> [Goal]: Print the entries verbatim, leaving out the images they contain.

== Records ==

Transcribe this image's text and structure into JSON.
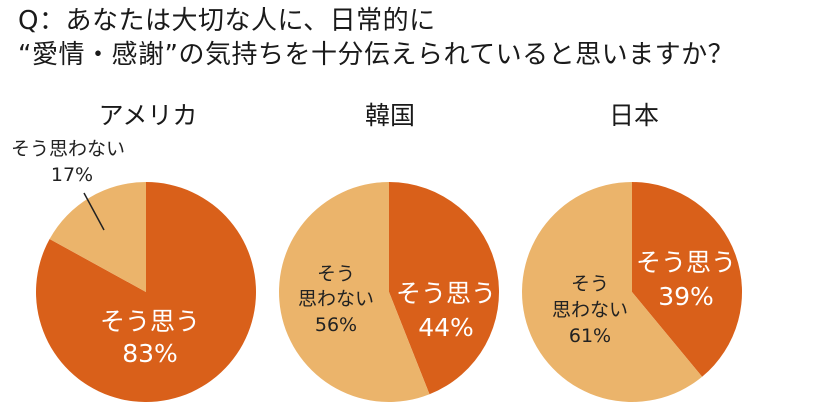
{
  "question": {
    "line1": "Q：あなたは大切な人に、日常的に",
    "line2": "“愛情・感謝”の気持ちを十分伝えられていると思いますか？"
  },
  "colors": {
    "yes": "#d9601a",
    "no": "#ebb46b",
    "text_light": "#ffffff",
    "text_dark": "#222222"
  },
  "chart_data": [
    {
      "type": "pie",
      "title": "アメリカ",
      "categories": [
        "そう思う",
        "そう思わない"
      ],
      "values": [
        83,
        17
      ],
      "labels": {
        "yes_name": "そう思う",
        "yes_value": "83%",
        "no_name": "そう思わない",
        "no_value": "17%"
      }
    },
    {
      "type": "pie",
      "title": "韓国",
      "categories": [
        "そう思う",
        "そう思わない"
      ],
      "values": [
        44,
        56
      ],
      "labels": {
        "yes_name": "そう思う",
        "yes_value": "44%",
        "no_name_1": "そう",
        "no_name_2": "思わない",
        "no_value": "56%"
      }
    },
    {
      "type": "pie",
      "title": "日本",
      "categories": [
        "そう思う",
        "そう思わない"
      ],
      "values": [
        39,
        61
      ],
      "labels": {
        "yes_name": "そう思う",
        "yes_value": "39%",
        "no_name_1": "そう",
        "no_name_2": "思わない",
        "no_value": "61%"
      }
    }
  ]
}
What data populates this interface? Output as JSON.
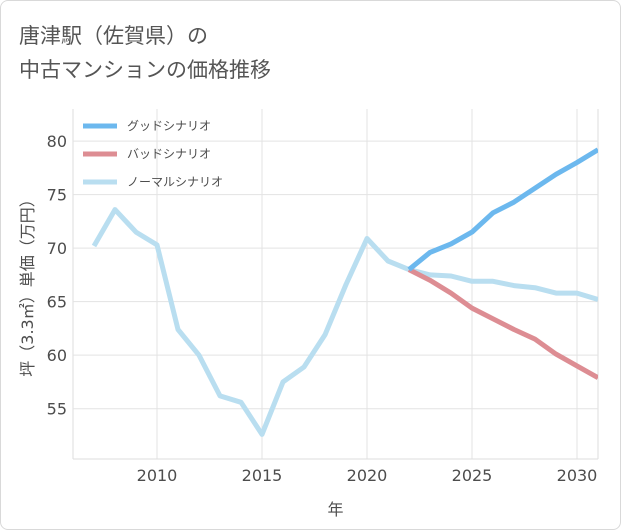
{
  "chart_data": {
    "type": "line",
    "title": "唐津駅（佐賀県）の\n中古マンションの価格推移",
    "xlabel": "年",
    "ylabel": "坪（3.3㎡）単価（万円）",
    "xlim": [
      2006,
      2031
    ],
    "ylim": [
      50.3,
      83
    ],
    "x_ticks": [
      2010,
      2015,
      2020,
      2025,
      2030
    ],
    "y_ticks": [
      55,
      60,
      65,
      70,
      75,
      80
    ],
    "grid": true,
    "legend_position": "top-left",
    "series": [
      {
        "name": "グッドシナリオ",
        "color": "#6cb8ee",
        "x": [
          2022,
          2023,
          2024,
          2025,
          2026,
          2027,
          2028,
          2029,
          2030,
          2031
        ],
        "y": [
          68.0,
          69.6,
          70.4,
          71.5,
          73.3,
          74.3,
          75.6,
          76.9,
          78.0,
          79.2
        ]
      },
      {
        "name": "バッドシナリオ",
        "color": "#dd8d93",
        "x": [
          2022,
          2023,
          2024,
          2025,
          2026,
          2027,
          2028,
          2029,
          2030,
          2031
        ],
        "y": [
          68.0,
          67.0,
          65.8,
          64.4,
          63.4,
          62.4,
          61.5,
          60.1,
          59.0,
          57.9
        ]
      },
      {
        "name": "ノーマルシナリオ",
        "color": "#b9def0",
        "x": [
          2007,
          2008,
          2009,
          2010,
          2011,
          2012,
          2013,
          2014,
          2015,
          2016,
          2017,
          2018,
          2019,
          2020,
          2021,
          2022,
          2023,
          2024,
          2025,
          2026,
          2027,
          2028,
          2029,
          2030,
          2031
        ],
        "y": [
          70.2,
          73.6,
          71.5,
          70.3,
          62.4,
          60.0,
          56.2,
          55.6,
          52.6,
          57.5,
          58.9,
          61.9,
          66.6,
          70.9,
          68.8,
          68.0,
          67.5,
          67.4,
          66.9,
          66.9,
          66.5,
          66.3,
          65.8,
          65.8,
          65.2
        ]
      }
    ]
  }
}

===

> [Correct result]:
Transcribe this image's text and structure into JSON.
{
  "question": {
    "line1": "Q：あなたは大切な人に、日常的に",
    "line2": "“愛情・感謝”の気持ちを十分伝えられていると思いますか？"
  },
  "colors": {
    "yes": "#d9601a",
    "no": "#ebb46b",
    "text_light": "#ffffff",
    "text_dark": "#222222"
  },
  "chart_data": [
    {
      "type": "pie",
      "title": "アメリカ",
      "categories": [
        "そう思う",
        "そう思わない"
      ],
      "values": [
        83,
        17
      ],
      "labels": {
        "yes_name": "そう思う",
        "yes_value": "83%",
        "no_name": "そう思わない",
        "no_value": "17%"
      }
    },
    {
      "type": "pie",
      "title": "韓国",
      "categories": [
        "そう思う",
        "そう思わない"
      ],
      "values": [
        44,
        56
      ],
      "labels": {
        "yes_name": "そう思う",
        "yes_value": "44%",
        "no_name_1": "そう",
        "no_name_2": "思わない",
        "no_value": "56%"
      }
    },
    {
      "type": "pie",
      "title": "日本",
      "categories": [
        "そう思う",
        "そう思わない"
      ],
      "values": [
        39,
        61
      ],
      "labels": {
        "yes_name": "そう思う",
        "yes_value": "39%",
        "no_name_1": "そう",
        "no_name_2": "思わない",
        "no_value": "61%"
      }
    }
  ]
}
What data populates this interface? Output as JSON.
{
  "chart_data": {
    "type": "line",
    "title": "唐津駅（佐賀県）の\n中古マンションの価格推移",
    "xlabel": "年",
    "ylabel": "坪（3.3㎡）単価（万円）",
    "xlim": [
      2006,
      2031
    ],
    "ylim": [
      50.3,
      83
    ],
    "x_ticks": [
      2010,
      2015,
      2020,
      2025,
      2030
    ],
    "y_ticks": [
      55,
      60,
      65,
      70,
      75,
      80
    ],
    "grid": true,
    "legend_position": "top-left",
    "series": [
      {
        "name": "グッドシナリオ",
        "color": "#6cb8ee",
        "x": [
          2022,
          2023,
          2024,
          2025,
          2026,
          2027,
          2028,
          2029,
          2030,
          2031
        ],
        "y": [
          68.0,
          69.6,
          70.4,
          71.5,
          73.3,
          74.3,
          75.6,
          76.9,
          78.0,
          79.2
        ]
      },
      {
        "name": "バッドシナリオ",
        "color": "#dd8d93",
        "x": [
          2022,
          2023,
          2024,
          2025,
          2026,
          2027,
          2028,
          2029,
          2030,
          2031
        ],
        "y": [
          68.0,
          67.0,
          65.8,
          64.4,
          63.4,
          62.4,
          61.5,
          60.1,
          59.0,
          57.9
        ]
      },
      {
        "name": "ノーマルシナリオ",
        "color": "#b9def0",
        "x": [
          2007,
          2008,
          2009,
          2010,
          2011,
          2012,
          2013,
          2014,
          2015,
          2016,
          2017,
          2018,
          2019,
          2020,
          2021,
          2022,
          2023,
          2024,
          2025,
          2026,
          2027,
          2028,
          2029,
          2030,
          2031
        ],
        "y": [
          70.2,
          73.6,
          71.5,
          70.3,
          62.4,
          60.0,
          56.2,
          55.6,
          52.6,
          57.5,
          58.9,
          61.9,
          66.6,
          70.9,
          68.8,
          68.0,
          67.5,
          67.4,
          66.9,
          66.9,
          66.5,
          66.3,
          65.8,
          65.8,
          65.2
        ]
      }
    ]
  }
}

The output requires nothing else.